Exercise objective
Could you give the material as a numbered list, starting with its first line and going on through the line containing "- addition-result-recess: 18: [359, 287, 472, 373]", with blank lines and pictures left out?

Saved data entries
————
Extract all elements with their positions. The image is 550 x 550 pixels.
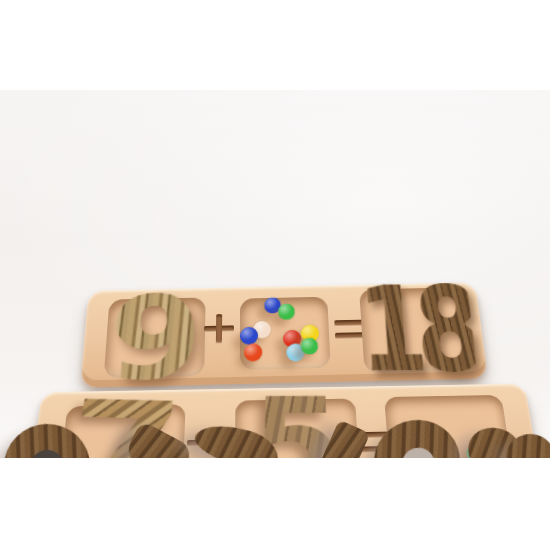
- orange-red-pompom: [244, 343, 262, 361]
- addition-left-recess: 9: [104, 297, 206, 377]
- plus-sign-carving: [204, 314, 234, 344]
- subtraction-tray-board: 7 5: [26, 384, 544, 458]
- green-pompom: [278, 304, 295, 321]
- green-pompom: [301, 338, 319, 355]
- addition-pompom-recess: [240, 297, 331, 370]
- blue-pompom: [240, 327, 258, 345]
- numeral-piece-18: 18: [356, 271, 479, 389]
- addition-result-recess: 18: [359, 287, 472, 373]
- photo-canvas: 9 18 7 5: [0, 0, 550, 550]
- photo-area: 9 18 7 5: [0, 90, 550, 458]
- plus-vertical-groove: [216, 314, 222, 343]
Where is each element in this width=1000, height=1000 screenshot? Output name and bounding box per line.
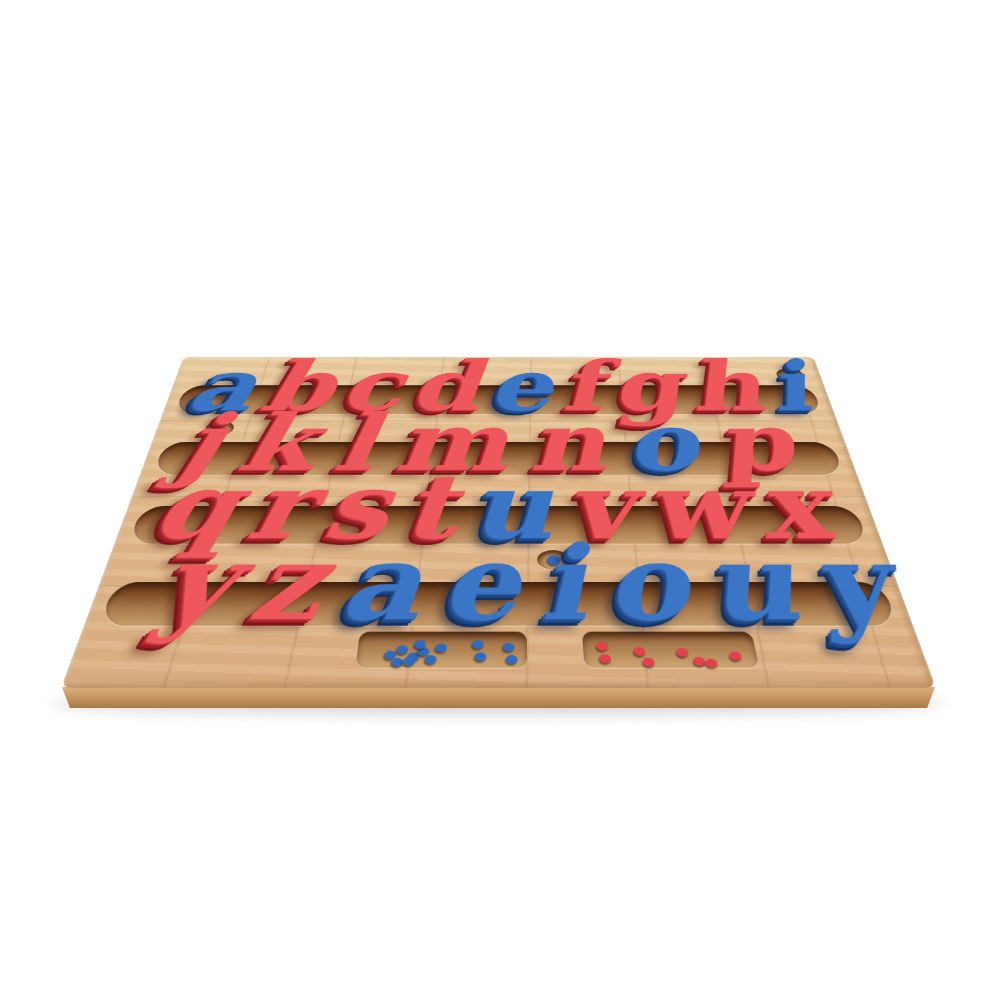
————
Full response
1. Extract all elements with their positions. The image is 550 x 550 pixels.
2. - orange-red-pompom: [244, 343, 262, 361]
3. - addition-left-recess: 9: [104, 297, 206, 377]
4. - plus-sign-carving: [204, 314, 234, 344]
5. - subtraction-tray-board: 7 5: [26, 384, 544, 458]
6. - green-pompom: [278, 304, 295, 321]
7. - green-pompom: [301, 338, 319, 355]
8. - addition-pompom-recess: [240, 297, 331, 370]
9. - blue-pompom: [240, 327, 258, 345]
10. - numeral-piece-18: 18: [356, 271, 479, 389]
11. - addition-result-recess: 18: [359, 287, 472, 373]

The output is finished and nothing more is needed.